• _WHAT IS NEEDED_
Among the entries, which lines carry the string "that"? Copy each of them.

• _PROVIDED ENTRIES_

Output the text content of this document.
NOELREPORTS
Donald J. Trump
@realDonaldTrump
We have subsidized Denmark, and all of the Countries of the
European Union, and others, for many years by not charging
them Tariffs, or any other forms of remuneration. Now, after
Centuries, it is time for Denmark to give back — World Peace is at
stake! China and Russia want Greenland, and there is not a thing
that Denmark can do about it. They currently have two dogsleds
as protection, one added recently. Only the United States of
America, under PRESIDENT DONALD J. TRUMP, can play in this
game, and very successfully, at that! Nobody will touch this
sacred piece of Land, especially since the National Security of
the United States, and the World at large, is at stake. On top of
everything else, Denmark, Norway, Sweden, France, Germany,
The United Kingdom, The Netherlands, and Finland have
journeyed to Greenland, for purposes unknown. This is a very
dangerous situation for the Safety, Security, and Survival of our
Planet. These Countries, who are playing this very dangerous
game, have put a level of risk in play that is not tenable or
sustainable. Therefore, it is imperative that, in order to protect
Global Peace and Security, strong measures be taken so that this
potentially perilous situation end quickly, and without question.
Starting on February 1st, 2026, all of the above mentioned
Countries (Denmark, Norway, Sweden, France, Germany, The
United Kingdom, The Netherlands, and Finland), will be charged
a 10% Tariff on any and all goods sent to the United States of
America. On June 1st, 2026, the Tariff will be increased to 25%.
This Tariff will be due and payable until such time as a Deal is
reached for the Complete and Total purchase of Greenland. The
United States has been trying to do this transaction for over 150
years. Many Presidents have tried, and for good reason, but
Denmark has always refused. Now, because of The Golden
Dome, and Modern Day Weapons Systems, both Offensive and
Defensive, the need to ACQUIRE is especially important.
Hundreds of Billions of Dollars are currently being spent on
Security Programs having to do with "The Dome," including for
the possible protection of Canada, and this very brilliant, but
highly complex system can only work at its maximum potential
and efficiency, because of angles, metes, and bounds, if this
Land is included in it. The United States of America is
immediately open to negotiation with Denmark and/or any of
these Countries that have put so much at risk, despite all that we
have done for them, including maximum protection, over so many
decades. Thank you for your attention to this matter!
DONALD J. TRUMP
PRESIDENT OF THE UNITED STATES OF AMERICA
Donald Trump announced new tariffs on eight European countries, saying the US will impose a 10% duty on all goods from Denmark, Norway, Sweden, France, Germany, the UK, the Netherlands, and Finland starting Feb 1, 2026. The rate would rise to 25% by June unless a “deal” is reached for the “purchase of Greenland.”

• _ANSWER TO THE TASK_
that Denmark can do about it. They currently have two dogsleds
game, and very successfully, at that! Nobody will touch this
game, have put a level of risk in play that is not tenable or
sustainable. Therefore, it is imperative that, in order to protect
Global Peace and Security, strong measures be taken so that this
these Countries that have put so much at risk, despite all that we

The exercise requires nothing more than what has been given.